--- Instructions for the task ---
Write out the whole listing exactly as it stands.

++++++++++

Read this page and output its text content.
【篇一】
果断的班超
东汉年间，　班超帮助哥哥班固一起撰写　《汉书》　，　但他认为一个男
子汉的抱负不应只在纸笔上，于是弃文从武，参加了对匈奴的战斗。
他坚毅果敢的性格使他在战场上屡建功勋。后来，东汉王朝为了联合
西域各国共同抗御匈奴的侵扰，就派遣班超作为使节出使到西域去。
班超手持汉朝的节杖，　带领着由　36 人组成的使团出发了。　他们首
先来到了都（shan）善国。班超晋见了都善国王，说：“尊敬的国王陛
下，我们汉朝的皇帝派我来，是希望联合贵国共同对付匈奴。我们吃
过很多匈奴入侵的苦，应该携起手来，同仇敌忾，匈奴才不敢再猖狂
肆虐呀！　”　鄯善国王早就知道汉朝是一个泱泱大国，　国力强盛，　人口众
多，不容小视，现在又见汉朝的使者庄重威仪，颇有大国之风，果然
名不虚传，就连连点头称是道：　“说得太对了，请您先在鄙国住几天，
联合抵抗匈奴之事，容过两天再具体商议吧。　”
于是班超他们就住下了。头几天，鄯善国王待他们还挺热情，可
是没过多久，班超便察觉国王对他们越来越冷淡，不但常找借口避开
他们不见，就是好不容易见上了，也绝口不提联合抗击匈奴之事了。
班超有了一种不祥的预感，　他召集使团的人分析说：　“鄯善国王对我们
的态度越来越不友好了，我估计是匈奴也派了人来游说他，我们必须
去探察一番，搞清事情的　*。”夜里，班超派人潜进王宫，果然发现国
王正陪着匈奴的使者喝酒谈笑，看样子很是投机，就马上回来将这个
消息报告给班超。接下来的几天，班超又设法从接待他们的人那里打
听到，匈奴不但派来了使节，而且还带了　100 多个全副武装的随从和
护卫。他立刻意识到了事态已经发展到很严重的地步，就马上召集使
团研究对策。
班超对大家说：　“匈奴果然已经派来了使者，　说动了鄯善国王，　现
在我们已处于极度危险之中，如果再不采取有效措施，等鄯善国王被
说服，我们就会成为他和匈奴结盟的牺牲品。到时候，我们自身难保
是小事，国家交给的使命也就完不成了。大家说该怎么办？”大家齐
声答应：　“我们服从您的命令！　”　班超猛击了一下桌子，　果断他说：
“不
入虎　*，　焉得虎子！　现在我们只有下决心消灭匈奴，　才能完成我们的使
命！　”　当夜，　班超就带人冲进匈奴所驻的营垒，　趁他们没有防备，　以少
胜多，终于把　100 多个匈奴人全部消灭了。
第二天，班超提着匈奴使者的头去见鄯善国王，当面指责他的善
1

++++++++++

--- Answer to the task ---
Read this page and output its text content.
【篇一】
果断的班超
东汉年间，　班超帮助哥哥班固一起撰写　《汉书》　，　但他认为一个男
子汉的抱负不应只在纸笔上，于是弃文从武，参加了对匈奴的战斗。
他坚毅果敢的性格使他在战场上屡建功勋。后来，东汉王朝为了联合
西域各国共同抗御匈奴的侵扰，就派遣班超作为使节出使到西域去。
班超手持汉朝的节杖，　带领着由　36 人组成的使团出发了。　他们首
先来到了都（shan）善国。班超晋见了都善国王，说：“尊敬的国王陛
下，我们汉朝的皇帝派我来，是希望联合贵国共同对付匈奴。我们吃
过很多匈奴入侵的苦，应该携起手来，同仇敌忾，匈奴才不敢再猖狂
肆虐呀！　”　鄯善国王早就知道汉朝是一个泱泱大国，　国力强盛，　人口众
多，不容小视，现在又见汉朝的使者庄重威仪，颇有大国之风，果然
名不虚传，就连连点头称是道：　“说得太对了，请您先在鄙国住几天，
联合抵抗匈奴之事，容过两天再具体商议吧。　”
于是班超他们就住下了。头几天，鄯善国王待他们还挺热情，可
是没过多久，班超便察觉国王对他们越来越冷淡，不但常找借口避开
他们不见，就是好不容易见上了，也绝口不提联合抗击匈奴之事了。
班超有了一种不祥的预感，　他召集使团的人分析说：　“鄯善国王对我们
的态度越来越不友好了，我估计是匈奴也派了人来游说他，我们必须
去探察一番，搞清事情的　*。”夜里，班超派人潜进王宫，果然发现国
王正陪着匈奴的使者喝酒谈笑，看样子很是投机，就马上回来将这个
消息报告给班超。接下来的几天，班超又设法从接待他们的人那里打
听到，匈奴不但派来了使节，而且还带了　100 多个全副武装的随从和
护卫。他立刻意识到了事态已经发展到很严重的地步，就马上召集使
团研究对策。
班超对大家说：　“匈奴果然已经派来了使者，　说动了鄯善国王，　现
在我们已处于极度危险之中，如果再不采取有效措施，等鄯善国王被
说服，我们就会成为他和匈奴结盟的牺牲品。到时候，我们自身难保
是小事，国家交给的使命也就完不成了。大家说该怎么办？”大家齐
声答应：　“我们服从您的命令！　”　班超猛击了一下桌子，　果断他说：
“不
入虎　*，　焉得虎子！　现在我们只有下决心消灭匈奴，　才能完成我们的使
命！　”　当夜，　班超就带人冲进匈奴所驻的营垒，　趁他们没有防备，　以少
胜多，终于把　100 多个匈奴人全部消灭了。
第二天，班超提着匈奴使者的头去见鄯善国王，当面指责他的善
1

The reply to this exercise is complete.